**Task prompt**: Write out the listing exactly as it is given.

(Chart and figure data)

* * * *

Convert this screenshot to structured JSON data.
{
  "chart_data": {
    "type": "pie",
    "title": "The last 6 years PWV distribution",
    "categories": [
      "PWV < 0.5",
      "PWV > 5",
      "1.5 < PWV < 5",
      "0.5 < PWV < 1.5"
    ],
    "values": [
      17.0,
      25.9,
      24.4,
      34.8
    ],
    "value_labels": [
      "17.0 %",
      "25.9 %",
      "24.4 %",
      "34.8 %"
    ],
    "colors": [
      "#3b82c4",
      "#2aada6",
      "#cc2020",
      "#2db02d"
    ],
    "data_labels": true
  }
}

* * * *

**Complete answer**:
Convert this screenshot to structured JSON data.
{
  "chart_data": {
    "type": "pie",
    "title": "The last 6 years PWV distribution",
    "categories": [
      "PWV < 0.5",
      "PWV > 5",
      "1.5 < PWV < 5",
      "0.5 < PWV < 1.5"
    ],
    "values": [
      17.0,
      25.9,
      24.4,
      34.8
    ],
    "value_labels": [
      "17.0 %",
      "25.9 %",
      "24.4 %",
      "34.8 %"
    ],
    "colors": [
      "#3b82c4",
      "#2aada6",
      "#cc2020",
      "#2db02d"
    ],
    "data_labels": true
  }
}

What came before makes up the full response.